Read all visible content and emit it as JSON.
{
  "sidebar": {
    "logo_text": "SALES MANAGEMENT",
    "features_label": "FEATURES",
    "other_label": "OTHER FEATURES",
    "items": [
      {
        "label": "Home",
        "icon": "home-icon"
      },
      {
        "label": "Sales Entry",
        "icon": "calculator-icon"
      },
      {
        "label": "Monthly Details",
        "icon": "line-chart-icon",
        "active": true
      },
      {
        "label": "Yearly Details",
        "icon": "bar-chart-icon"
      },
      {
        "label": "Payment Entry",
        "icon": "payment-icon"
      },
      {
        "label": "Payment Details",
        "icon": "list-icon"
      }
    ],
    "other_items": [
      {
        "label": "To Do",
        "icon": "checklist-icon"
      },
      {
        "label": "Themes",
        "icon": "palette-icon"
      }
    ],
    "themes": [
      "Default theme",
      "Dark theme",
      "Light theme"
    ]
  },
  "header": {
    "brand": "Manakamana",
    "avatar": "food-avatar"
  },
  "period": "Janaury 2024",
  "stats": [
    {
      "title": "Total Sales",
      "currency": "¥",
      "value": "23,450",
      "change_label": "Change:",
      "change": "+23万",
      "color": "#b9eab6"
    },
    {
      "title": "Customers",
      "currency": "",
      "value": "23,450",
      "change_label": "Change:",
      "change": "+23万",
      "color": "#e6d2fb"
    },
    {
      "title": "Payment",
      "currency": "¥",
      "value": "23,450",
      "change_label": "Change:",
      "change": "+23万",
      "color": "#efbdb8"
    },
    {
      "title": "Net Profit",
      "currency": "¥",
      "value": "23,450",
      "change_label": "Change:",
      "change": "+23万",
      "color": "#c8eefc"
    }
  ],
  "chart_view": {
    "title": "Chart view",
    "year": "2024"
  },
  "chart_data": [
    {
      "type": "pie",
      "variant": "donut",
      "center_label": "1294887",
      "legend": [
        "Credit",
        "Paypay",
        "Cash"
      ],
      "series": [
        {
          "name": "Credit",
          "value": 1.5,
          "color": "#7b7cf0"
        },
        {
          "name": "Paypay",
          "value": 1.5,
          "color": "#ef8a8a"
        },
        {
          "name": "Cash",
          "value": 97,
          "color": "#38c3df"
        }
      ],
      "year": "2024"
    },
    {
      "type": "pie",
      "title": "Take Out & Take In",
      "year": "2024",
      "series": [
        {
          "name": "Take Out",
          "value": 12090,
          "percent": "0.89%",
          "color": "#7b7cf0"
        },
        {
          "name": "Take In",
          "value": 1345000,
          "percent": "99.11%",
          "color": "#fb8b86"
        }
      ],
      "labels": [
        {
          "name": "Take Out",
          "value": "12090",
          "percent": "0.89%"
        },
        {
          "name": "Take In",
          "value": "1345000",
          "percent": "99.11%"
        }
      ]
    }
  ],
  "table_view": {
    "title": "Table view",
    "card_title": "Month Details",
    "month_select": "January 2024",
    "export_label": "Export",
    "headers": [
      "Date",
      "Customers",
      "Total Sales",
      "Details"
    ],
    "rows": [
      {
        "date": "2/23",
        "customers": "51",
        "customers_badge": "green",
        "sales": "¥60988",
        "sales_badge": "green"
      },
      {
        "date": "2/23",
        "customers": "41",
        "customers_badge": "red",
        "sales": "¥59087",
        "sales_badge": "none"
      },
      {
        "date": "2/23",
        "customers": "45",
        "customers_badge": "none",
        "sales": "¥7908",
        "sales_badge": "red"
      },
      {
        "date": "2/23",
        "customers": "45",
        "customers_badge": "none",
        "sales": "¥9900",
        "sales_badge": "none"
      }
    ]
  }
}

● ● ● ●

EXERCISE DESCRIPTION: Please reproduce every line of the material word for word.

RESPONSE:
Read all visible content and emit it as JSON.
{
  "sidebar": {
    "logo_text": "SALES MANAGEMENT",
    "features_label": "FEATURES",
    "other_label": "OTHER FEATURES",
    "items": [
      {
        "label": "Home",
        "icon": "home-icon"
      },
      {
        "label": "Sales Entry",
        "icon": "calculator-icon"
      },
      {
        "label": "Monthly Details",
        "icon": "line-chart-icon",
        "active": true
      },
      {
        "label": "Yearly Details",
        "icon": "bar-chart-icon"
      },
      {
        "label": "Payment Entry",
        "icon": "payment-icon"
      },
      {
        "label": "Payment Details",
        "icon": "list-icon"
      }
    ],
    "other_items": [
      {
        "label": "To Do",
        "icon": "checklist-icon"
      },
      {
        "label": "Themes",
        "icon": "palette-icon"
      }
    ],
    "themes": [
      "Default theme",
      "Dark theme",
      "Light theme"
    ]
  },
  "header": {
    "brand": "Manakamana",
    "avatar": "food-avatar"
  },
  "period": "Janaury 2024",
  "stats": [
    {
      "title": "Total Sales",
      "currency": "¥",
      "value": "23,450",
      "change_label": "Change:",
      "change": "+23万",
      "color": "#b9eab6"
    },
    {
      "title": "Customers",
      "currency": "",
      "value": "23,450",
      "change_label": "Change:",
      "change": "+23万",
      "color": "#e6d2fb"
    },
    {
      "title": "Payment",
      "currency": "¥",
      "value": "23,450",
      "change_label": "Change:",
      "change": "+23万",
      "color": "#efbdb8"
    },
    {
      "title": "Net Profit",
      "currency": "¥",
      "value": "23,450",
      "change_label": "Change:",
      "change": "+23万",
      "color": "#c8eefc"
    }
  ],
  "chart_view": {
    "title": "Chart view",
    "year": "2024"
  },
  "chart_data": [
    {
      "type": "pie",
      "variant": "donut",
      "center_label": "1294887",
      "legend": [
        "Credit",
        "Paypay",
        "Cash"
      ],
      "series": [
        {
          "name": "Credit",
          "value": 1.5,
          "color": "#7b7cf0"
        },
        {
          "name": "Paypay",
          "value": 1.5,
          "color": "#ef8a8a"
        },
        {
          "name": "Cash",
          "value": 97,
          "color": "#38c3df"
        }
      ],
      "year": "2024"
    },
    {
      "type": "pie",
      "title": "Take Out & Take In",
      "year": "2024",
      "series": [
        {
          "name": "Take Out",
          "value": 12090,
          "percent": "0.89%",
          "color": "#7b7cf0"
        },
        {
          "name": "Take In",
          "value": 1345000,
          "percent": "99.11%",
          "color": "#fb8b86"
        }
      ],
      "labels": [
        {
          "name": "Take Out",
          "value": "12090",
          "percent": "0.89%"
        },
        {
          "name": "Take In",
          "value": "1345000",
          "percent": "99.11%"
        }
      ]
    }
  ],
  "table_view": {
    "title": "Table view",
    "card_title": "Month Details",
    "month_select": "January 2024",
    "export_label": "Export",
    "headers": [
      "Date",
      "Customers",
      "Total Sales",
      "Details"
    ],
    "rows": [
      {
        "date": "2/23",
        "customers": "51",
        "customers_badge": "green",
        "sales": "¥60988",
        "sales_badge": "green"
      },
      {
        "date": "2/23",
        "customers": "41",
        "customers_badge": "red",
        "sales": "¥59087",
        "sales_badge": "none"
      },
      {
        "date": "2/23",
        "customers": "45",
        "customers_badge": "none",
        "sales": "¥7908",
        "sales_badge": "red"
      },
      {
        "date": "2/23",
        "customers": "45",
        "customers_badge": "none",
        "sales": "¥9900",
        "sales_badge": "none"
      }
    ]
  }
}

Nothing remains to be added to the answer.